• What the task asks
Note how many lines hold the string "谢谢大家" and give that number without any other words.

• Information provided
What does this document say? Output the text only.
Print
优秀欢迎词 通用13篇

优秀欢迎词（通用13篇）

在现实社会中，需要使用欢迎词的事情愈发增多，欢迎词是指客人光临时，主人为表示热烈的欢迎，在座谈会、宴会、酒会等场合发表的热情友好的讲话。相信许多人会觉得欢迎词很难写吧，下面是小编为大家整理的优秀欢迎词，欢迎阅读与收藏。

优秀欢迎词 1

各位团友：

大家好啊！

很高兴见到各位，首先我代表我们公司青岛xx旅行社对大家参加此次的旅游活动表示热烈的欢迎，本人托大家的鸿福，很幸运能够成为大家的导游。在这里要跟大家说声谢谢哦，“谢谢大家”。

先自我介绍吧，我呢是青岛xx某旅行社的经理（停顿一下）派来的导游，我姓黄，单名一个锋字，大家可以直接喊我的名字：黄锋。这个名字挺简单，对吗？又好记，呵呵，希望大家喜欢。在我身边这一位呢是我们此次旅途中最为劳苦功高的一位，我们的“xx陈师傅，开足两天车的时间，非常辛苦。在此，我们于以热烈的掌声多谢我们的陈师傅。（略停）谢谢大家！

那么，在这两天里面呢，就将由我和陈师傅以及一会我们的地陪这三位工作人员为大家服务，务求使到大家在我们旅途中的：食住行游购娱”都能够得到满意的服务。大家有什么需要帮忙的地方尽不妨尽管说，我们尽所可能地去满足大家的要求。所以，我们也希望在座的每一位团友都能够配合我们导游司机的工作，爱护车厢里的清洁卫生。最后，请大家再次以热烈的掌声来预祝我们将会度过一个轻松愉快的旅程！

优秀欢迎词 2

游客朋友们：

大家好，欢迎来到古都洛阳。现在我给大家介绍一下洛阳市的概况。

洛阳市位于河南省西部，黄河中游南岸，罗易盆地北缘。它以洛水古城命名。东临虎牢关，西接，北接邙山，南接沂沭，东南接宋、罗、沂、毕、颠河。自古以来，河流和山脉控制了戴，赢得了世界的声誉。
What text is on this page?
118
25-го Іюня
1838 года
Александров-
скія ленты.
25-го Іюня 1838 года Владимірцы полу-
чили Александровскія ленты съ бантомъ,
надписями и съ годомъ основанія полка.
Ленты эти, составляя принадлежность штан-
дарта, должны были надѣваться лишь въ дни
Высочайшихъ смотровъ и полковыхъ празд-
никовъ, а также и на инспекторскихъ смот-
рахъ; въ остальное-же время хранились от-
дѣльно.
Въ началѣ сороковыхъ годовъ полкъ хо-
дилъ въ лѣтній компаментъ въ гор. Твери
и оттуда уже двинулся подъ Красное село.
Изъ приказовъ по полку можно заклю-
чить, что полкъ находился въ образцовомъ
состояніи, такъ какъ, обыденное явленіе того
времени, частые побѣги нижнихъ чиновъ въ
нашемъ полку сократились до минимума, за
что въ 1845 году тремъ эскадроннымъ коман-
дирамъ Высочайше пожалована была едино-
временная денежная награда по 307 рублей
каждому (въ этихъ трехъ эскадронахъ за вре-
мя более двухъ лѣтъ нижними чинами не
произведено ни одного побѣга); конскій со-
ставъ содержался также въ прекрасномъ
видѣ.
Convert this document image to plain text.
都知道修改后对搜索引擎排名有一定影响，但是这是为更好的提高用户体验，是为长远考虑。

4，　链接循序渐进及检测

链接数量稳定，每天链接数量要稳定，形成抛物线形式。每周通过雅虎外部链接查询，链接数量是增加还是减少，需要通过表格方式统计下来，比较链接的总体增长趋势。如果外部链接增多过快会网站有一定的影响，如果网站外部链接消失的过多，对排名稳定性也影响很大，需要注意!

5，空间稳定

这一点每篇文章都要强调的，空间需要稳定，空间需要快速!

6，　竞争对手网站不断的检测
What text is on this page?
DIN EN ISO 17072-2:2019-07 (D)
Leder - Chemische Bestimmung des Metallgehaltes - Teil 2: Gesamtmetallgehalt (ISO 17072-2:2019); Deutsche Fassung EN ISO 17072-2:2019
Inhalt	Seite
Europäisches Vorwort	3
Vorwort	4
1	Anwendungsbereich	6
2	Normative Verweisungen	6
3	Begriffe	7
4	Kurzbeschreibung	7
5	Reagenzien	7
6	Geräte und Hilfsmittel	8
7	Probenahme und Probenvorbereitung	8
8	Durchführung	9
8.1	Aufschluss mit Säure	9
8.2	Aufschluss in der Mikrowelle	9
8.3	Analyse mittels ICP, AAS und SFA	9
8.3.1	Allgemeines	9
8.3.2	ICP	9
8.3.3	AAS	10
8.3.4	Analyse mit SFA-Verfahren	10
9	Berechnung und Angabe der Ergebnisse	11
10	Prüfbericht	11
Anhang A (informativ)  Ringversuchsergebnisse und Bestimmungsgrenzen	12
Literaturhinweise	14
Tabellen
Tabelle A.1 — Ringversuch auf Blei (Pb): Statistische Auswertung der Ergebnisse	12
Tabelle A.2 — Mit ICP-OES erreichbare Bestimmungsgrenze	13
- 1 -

• Exercise solution
2